* Extracted records

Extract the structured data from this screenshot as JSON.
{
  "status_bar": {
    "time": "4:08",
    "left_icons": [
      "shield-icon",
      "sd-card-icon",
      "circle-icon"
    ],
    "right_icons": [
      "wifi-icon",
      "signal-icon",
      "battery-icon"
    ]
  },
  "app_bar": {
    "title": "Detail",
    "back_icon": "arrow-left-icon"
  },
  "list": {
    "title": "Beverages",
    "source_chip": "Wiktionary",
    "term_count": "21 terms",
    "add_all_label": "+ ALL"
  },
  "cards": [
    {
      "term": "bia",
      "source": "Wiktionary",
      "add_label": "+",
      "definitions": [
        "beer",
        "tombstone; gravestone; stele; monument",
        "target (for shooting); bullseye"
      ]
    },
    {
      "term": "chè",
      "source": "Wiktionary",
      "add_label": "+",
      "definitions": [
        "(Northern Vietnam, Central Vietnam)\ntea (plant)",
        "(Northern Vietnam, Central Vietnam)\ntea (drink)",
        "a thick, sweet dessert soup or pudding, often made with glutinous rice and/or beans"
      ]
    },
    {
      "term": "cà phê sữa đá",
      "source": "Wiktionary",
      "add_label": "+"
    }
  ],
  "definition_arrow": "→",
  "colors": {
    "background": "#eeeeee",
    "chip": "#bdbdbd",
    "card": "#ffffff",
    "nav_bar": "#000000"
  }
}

* Stated goal
Using the listing above, show every line that includes the string "ntea".

* Solution to the exercise
        "(Northern Vietnam, Central Vietnam)\ntea (plant)",
        "(Northern Vietnam, Central Vietnam)\ntea (drink)",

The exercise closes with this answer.